▶ **Objective**
Pick out all lines in the listing holding the string "VMAX" and copy them.

[Extracted records]
▬▬▬▬▬▬▬▬▬▬
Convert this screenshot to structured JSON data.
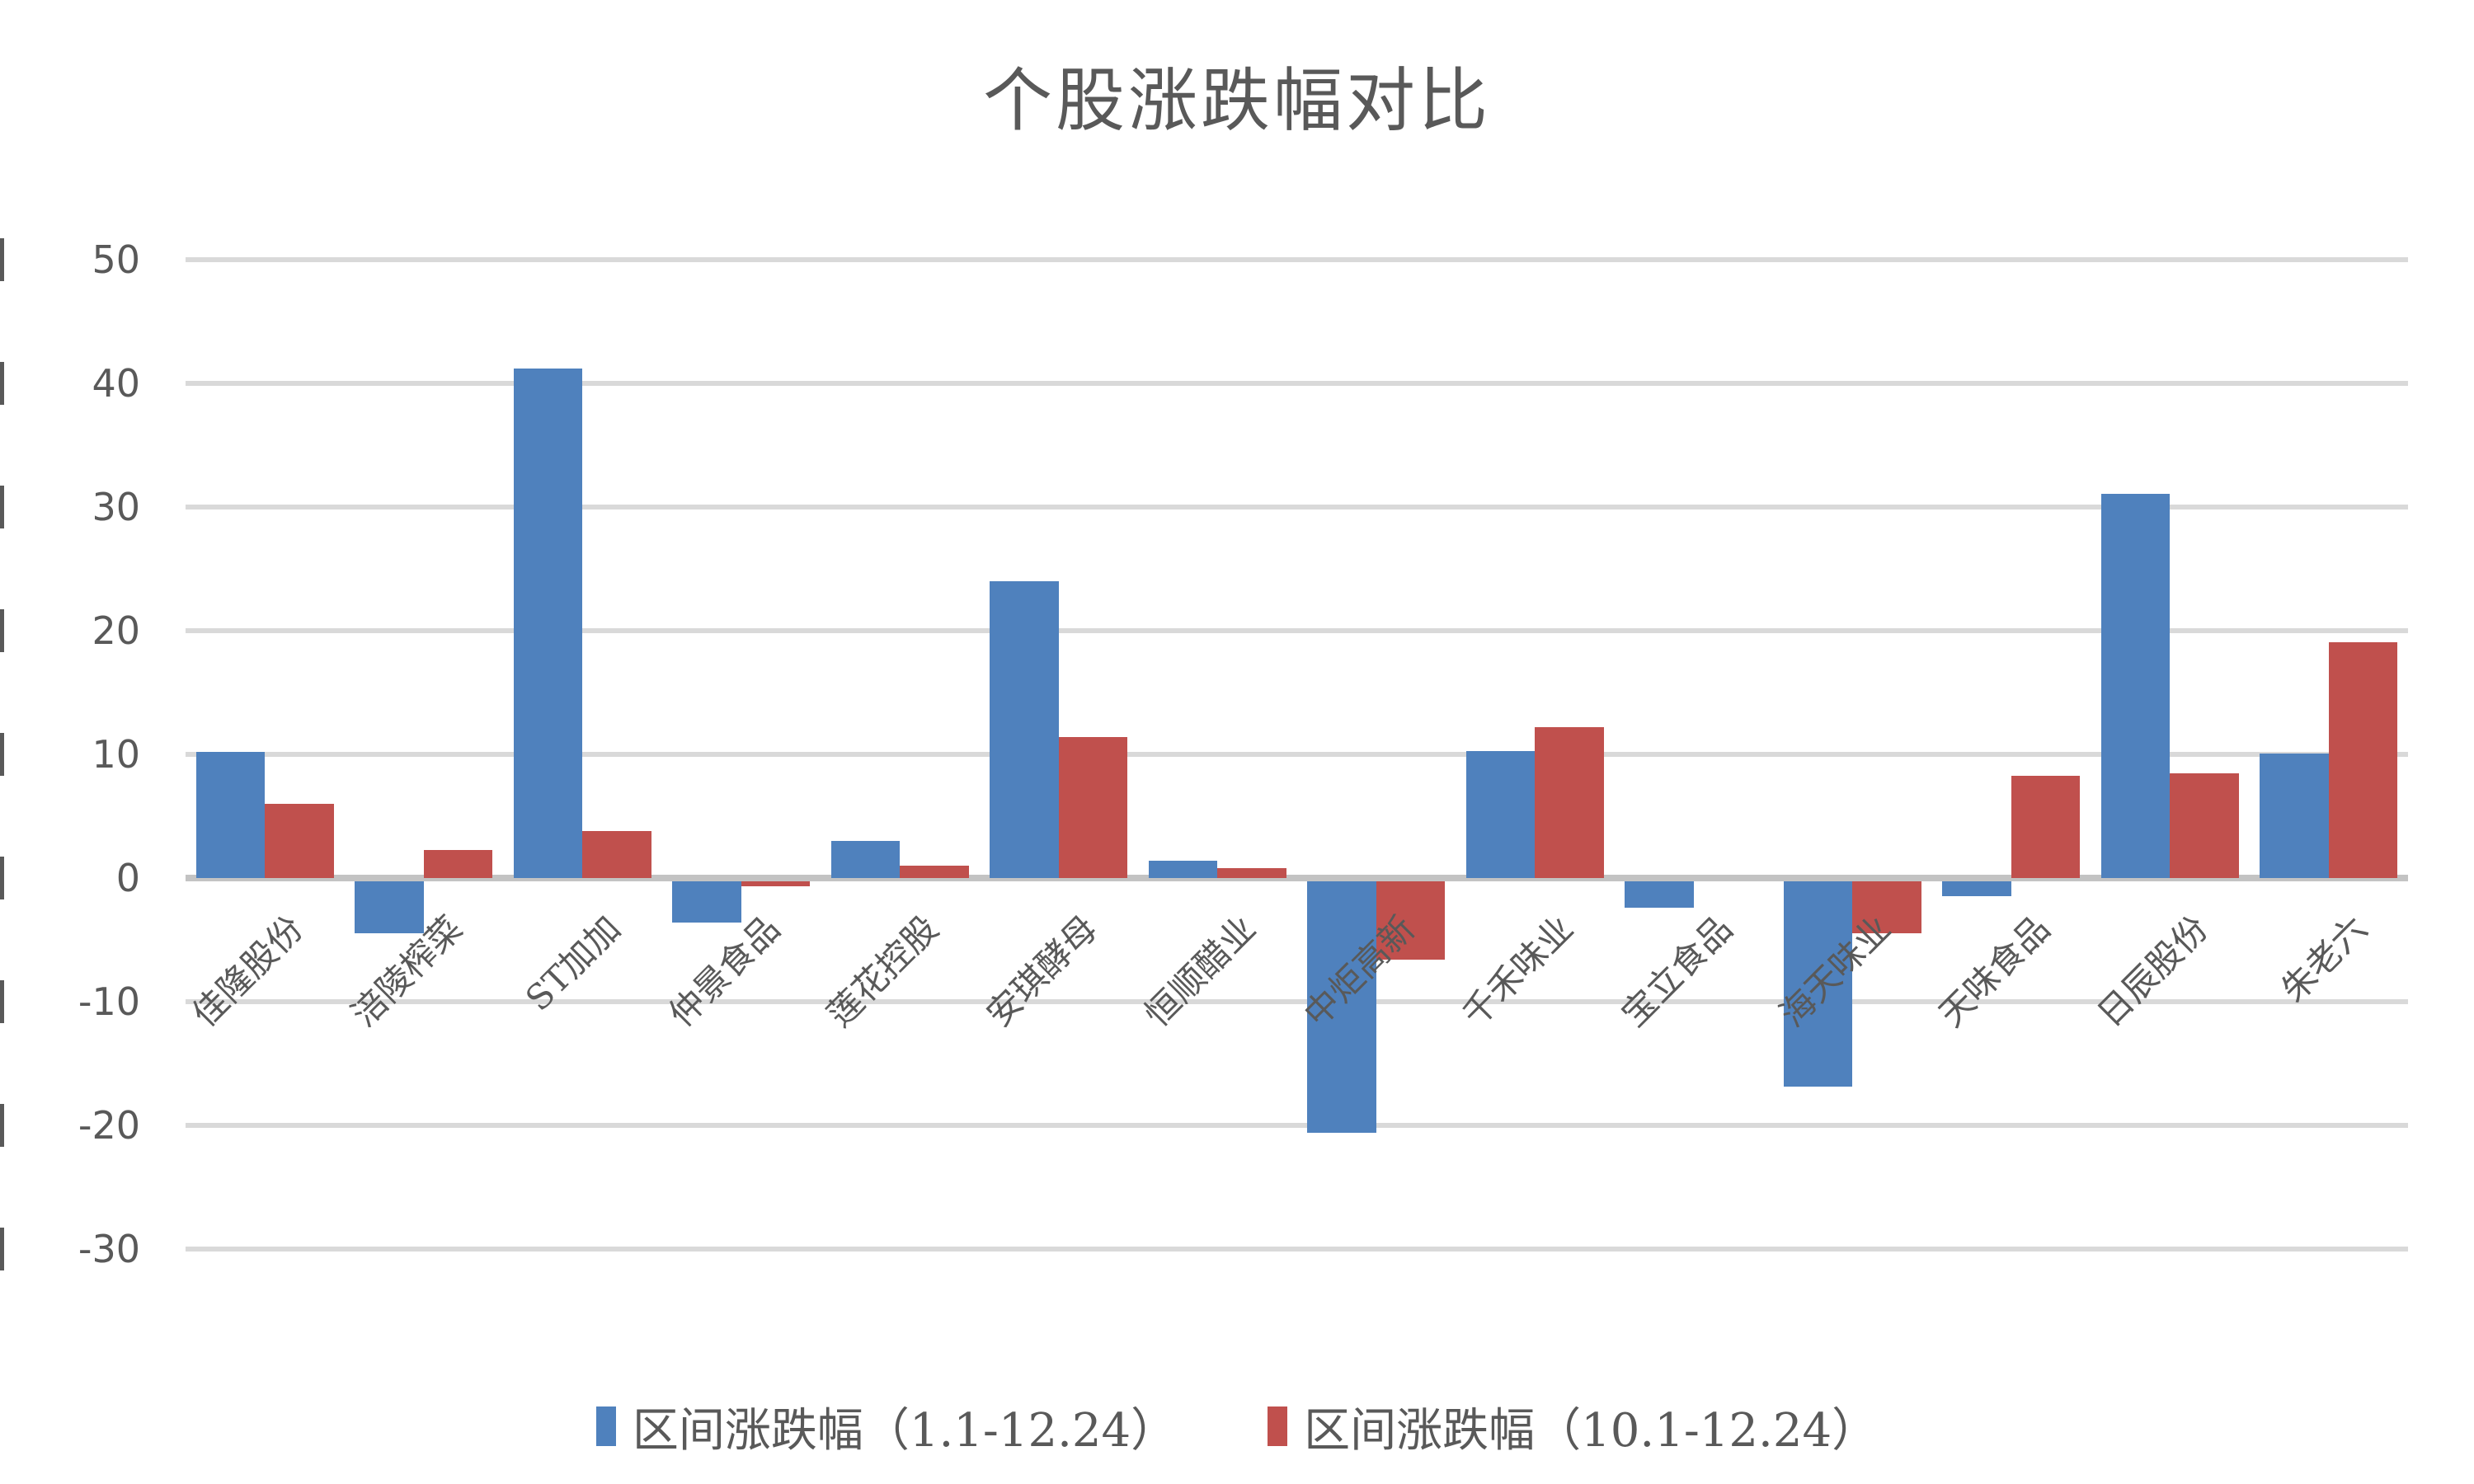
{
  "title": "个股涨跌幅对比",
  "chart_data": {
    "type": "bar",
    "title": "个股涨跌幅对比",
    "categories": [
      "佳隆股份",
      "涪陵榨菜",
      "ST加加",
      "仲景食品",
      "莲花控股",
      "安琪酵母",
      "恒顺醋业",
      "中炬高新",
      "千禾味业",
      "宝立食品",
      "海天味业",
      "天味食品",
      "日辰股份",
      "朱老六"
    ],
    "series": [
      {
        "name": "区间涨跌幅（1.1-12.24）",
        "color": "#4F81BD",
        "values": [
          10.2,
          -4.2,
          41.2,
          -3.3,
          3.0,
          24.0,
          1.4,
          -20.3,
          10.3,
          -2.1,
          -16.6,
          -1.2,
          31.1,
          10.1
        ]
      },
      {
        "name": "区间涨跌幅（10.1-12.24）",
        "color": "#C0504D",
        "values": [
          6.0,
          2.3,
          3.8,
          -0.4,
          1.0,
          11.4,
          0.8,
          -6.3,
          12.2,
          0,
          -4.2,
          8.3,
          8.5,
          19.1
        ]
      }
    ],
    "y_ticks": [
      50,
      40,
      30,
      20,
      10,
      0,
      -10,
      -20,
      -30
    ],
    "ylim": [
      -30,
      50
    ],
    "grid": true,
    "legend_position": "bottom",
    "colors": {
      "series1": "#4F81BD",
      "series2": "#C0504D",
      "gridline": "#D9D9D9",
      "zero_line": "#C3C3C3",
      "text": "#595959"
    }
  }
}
▬▬▬▬▬▬▬▬▬▬
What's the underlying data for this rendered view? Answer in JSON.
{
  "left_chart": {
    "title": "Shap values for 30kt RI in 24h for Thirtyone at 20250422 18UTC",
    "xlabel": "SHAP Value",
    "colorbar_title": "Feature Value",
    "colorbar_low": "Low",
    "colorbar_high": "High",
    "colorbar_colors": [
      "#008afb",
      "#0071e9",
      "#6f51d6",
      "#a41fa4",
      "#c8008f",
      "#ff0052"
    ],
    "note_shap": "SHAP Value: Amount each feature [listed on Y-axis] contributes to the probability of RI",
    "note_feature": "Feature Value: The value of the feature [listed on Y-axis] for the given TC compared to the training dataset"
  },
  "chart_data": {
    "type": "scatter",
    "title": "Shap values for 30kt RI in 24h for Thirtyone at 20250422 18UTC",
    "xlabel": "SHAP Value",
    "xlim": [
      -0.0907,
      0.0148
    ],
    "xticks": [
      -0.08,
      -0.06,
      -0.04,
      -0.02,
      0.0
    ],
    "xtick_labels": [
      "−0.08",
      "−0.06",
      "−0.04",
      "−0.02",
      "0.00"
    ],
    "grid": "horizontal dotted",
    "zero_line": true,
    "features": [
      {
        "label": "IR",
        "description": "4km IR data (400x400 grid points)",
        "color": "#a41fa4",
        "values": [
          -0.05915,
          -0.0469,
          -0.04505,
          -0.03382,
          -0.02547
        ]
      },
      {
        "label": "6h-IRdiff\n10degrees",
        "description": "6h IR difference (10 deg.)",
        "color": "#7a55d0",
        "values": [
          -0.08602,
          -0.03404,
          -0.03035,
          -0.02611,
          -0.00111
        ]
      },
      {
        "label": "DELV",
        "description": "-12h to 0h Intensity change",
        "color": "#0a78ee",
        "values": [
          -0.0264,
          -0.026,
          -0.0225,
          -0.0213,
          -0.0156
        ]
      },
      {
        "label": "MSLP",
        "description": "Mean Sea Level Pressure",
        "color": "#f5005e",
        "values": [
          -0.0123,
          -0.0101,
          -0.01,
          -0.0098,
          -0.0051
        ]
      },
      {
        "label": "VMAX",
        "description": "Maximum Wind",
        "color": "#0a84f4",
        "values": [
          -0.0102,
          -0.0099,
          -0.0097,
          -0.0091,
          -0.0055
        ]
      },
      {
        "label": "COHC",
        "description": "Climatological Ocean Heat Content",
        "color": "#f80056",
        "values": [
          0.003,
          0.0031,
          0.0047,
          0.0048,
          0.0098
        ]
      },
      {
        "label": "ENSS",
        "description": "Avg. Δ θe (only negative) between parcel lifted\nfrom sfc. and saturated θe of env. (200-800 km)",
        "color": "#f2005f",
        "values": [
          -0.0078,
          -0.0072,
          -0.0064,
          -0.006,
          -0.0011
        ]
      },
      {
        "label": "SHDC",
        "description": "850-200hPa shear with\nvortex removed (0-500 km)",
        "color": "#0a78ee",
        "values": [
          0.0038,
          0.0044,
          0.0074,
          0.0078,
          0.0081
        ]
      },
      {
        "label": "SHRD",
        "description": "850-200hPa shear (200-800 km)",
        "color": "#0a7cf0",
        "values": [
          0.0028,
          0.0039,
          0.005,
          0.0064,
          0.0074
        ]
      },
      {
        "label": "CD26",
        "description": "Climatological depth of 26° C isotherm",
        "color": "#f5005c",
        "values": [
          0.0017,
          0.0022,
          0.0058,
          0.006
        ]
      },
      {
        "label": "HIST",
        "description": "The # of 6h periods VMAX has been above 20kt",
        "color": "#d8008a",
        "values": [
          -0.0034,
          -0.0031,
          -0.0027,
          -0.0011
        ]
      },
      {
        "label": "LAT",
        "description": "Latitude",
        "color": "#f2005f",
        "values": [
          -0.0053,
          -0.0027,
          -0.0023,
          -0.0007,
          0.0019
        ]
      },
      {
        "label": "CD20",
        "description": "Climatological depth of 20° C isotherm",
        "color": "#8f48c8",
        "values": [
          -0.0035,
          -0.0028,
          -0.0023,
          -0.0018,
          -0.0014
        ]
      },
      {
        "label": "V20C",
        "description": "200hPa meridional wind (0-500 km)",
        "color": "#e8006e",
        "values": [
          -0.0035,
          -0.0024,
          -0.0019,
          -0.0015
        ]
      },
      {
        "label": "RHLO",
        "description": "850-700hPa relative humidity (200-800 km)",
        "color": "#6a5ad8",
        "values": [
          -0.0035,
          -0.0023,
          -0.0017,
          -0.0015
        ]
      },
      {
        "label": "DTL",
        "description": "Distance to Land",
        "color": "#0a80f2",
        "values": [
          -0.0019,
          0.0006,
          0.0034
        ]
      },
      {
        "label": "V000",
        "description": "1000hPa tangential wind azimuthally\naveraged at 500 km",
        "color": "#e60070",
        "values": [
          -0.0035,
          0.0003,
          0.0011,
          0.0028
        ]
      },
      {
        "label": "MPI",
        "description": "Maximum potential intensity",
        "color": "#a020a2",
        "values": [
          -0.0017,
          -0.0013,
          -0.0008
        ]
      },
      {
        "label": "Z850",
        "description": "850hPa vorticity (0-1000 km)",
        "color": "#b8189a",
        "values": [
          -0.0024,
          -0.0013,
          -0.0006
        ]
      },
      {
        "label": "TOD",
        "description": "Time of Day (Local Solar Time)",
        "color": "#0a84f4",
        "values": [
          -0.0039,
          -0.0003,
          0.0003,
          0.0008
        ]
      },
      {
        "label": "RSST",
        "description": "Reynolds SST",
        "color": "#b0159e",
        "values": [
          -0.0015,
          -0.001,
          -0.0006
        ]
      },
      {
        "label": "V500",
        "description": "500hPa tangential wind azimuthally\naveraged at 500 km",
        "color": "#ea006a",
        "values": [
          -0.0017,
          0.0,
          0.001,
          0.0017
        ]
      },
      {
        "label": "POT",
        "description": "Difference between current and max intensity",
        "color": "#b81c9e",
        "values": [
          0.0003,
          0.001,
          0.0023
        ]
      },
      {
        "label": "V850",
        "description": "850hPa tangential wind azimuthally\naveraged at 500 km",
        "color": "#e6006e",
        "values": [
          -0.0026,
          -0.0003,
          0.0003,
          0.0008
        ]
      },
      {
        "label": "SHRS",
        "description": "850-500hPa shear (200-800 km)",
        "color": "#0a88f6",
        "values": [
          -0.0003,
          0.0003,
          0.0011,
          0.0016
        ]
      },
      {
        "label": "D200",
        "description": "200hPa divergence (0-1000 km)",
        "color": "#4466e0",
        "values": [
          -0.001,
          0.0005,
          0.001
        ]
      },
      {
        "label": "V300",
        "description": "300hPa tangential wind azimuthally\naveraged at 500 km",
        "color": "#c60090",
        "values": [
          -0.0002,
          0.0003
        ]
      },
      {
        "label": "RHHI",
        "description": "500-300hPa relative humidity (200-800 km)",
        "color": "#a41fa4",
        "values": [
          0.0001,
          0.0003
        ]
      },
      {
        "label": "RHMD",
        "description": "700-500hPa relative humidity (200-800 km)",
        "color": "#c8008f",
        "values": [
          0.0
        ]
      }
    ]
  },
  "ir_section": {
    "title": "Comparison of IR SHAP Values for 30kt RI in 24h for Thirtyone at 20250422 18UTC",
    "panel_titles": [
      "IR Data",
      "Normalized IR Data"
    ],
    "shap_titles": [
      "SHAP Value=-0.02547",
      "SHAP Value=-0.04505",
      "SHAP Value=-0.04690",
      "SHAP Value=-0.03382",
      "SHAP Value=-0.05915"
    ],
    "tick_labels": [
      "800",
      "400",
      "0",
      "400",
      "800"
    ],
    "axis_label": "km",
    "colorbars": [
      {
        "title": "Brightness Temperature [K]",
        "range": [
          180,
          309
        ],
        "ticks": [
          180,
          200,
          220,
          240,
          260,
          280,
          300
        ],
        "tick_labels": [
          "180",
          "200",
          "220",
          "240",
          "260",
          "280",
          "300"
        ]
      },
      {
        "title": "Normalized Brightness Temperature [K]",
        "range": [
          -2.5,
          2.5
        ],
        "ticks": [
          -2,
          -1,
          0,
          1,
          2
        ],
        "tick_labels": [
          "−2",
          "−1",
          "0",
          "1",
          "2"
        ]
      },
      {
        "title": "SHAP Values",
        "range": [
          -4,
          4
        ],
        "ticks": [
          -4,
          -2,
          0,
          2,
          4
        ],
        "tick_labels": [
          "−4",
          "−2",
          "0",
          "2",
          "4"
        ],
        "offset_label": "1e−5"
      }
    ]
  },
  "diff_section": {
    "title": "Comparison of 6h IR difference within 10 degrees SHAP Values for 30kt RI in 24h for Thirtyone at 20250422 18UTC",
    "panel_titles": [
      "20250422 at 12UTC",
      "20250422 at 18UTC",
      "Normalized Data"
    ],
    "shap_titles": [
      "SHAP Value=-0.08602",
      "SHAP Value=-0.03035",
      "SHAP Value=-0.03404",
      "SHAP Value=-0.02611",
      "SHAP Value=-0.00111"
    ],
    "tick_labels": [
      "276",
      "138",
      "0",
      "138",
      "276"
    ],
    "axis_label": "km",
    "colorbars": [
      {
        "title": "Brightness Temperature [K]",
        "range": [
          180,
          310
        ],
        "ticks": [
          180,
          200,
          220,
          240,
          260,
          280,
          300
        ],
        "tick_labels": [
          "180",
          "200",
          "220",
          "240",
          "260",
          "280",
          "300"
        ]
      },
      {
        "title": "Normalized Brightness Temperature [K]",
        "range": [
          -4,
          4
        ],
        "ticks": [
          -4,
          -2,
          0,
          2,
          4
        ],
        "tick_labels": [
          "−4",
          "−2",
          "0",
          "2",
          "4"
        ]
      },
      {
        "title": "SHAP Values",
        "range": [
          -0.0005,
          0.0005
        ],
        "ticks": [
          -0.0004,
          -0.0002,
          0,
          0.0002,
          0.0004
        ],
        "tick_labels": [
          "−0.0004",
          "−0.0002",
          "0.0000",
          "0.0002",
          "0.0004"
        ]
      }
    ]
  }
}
▬▬▬▬▬▬▬▬▬▬
▶ **Answer to this problem**
        "label": "VMAX",
        "description": "The # of 6h periods VMAX has been above 20kt",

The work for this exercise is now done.